* **Work required**
Determine how many lines hold "GAWTREE" and give only that number.

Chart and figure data
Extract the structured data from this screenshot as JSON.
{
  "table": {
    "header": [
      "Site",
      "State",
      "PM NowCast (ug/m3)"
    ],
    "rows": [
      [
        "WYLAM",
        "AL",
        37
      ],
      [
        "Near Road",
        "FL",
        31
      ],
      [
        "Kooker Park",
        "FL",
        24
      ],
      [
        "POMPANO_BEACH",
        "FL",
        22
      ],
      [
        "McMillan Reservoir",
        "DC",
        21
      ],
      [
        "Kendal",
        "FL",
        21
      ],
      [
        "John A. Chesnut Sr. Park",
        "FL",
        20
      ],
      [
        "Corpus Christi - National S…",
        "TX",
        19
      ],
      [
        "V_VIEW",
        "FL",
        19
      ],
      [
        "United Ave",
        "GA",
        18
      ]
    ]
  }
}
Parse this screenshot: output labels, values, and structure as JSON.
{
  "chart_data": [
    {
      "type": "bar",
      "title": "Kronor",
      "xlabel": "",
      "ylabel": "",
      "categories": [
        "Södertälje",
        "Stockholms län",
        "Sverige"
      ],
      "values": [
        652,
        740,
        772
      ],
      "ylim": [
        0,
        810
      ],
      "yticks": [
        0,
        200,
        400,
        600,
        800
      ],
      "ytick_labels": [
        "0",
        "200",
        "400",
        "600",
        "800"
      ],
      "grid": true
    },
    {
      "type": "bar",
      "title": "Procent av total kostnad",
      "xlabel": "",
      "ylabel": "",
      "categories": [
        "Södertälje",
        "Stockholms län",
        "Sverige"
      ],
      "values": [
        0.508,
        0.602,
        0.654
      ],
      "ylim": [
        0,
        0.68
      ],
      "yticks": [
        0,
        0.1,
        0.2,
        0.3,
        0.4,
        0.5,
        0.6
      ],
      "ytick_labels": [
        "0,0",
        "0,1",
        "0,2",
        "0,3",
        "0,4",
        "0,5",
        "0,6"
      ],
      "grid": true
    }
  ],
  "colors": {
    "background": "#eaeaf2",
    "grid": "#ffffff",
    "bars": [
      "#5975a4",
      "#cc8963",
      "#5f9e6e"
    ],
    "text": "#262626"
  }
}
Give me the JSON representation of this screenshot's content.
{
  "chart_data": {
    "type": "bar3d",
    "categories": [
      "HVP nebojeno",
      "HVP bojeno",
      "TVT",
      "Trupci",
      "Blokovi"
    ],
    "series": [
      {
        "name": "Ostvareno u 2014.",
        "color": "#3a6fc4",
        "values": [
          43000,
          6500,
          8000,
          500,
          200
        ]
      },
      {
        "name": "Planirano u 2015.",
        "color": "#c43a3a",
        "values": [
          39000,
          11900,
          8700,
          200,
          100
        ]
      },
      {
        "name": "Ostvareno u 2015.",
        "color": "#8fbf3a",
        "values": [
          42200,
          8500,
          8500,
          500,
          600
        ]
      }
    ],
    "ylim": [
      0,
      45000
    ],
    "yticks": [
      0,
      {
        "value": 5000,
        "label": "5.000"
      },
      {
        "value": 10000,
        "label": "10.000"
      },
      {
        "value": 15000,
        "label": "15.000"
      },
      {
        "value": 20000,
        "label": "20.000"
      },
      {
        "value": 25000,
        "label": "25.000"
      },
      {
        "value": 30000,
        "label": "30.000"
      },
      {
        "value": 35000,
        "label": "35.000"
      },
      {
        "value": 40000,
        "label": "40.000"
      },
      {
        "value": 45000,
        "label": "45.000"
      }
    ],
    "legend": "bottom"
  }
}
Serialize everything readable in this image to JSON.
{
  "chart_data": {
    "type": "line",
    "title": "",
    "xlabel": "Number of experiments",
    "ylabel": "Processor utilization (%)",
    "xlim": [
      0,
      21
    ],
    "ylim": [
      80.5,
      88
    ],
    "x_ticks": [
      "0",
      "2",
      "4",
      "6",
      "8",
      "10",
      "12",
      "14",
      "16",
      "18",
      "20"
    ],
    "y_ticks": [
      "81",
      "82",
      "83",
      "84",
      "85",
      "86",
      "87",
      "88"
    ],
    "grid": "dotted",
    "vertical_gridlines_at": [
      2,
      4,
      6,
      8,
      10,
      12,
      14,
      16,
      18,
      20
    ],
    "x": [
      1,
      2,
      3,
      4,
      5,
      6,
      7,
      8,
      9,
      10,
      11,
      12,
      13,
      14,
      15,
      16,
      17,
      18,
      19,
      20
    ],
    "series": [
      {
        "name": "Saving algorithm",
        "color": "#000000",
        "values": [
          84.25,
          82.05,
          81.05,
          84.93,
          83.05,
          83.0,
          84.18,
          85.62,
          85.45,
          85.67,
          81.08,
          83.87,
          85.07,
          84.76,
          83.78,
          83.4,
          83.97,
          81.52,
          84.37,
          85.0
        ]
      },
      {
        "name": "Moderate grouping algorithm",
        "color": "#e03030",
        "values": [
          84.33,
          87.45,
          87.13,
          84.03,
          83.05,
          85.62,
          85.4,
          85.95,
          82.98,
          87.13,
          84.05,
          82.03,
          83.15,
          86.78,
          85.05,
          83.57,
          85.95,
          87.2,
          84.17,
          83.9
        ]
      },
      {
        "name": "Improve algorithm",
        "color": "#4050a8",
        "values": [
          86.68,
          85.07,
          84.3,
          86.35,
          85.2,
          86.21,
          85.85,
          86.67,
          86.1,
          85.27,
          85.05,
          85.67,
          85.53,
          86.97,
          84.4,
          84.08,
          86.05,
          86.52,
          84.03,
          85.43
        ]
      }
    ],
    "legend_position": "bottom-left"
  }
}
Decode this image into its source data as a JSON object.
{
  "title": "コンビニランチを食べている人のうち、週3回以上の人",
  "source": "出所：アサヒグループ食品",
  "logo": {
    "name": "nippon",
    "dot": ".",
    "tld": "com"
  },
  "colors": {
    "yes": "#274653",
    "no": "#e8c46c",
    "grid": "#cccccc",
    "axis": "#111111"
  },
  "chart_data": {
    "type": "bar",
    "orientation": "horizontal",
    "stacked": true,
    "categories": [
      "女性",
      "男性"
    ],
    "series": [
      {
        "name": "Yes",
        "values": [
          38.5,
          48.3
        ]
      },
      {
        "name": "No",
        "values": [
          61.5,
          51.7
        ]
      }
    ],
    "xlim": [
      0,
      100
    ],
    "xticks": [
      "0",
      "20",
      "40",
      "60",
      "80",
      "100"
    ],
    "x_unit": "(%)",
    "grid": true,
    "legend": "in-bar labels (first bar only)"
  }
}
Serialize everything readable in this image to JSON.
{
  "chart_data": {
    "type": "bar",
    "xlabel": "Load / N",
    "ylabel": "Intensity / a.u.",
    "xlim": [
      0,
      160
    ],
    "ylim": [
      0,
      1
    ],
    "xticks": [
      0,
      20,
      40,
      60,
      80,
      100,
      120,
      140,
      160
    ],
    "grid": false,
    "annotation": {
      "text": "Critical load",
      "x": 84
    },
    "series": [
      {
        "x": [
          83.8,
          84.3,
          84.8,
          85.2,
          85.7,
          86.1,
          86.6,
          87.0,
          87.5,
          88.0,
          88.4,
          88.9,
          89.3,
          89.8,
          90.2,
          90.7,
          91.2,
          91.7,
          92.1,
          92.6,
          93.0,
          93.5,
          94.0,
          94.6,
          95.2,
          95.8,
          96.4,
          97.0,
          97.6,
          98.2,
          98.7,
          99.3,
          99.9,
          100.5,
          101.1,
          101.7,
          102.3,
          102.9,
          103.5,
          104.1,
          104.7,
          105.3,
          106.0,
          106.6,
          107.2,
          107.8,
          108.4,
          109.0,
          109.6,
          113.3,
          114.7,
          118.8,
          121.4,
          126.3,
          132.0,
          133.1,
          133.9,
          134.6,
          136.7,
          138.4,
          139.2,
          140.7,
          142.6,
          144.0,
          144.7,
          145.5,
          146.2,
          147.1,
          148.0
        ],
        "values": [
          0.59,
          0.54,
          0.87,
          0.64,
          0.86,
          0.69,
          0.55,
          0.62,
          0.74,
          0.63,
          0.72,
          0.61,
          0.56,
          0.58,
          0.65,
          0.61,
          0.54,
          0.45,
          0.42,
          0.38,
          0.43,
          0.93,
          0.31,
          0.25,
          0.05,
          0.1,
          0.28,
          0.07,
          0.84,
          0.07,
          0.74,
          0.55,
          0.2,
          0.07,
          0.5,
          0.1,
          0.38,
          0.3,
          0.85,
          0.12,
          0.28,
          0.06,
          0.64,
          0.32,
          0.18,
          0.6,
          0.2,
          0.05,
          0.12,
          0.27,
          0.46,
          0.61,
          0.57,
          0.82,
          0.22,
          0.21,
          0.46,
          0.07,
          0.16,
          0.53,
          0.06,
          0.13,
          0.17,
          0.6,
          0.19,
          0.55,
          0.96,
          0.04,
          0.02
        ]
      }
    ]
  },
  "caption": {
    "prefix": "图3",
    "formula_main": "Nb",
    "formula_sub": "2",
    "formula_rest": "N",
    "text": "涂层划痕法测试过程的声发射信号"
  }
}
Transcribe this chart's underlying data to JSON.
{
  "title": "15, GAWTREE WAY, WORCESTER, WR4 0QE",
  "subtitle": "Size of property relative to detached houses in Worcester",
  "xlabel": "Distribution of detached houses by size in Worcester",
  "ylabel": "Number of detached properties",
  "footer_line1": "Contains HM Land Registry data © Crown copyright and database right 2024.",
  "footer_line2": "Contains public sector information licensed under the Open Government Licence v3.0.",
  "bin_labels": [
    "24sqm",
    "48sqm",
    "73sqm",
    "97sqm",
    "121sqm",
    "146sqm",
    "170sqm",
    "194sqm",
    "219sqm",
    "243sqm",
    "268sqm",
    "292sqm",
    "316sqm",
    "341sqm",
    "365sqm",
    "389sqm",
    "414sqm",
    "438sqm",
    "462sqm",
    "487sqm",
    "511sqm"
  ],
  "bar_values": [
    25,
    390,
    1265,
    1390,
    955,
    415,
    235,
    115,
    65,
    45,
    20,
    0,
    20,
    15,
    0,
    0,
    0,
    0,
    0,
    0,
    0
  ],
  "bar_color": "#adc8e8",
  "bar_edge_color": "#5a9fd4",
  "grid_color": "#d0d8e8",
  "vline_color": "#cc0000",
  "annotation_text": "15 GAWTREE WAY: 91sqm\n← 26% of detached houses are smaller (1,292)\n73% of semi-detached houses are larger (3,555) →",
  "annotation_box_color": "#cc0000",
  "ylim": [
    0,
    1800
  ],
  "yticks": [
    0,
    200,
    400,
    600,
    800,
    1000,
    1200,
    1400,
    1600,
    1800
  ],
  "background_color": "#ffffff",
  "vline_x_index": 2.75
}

* **Solution**
2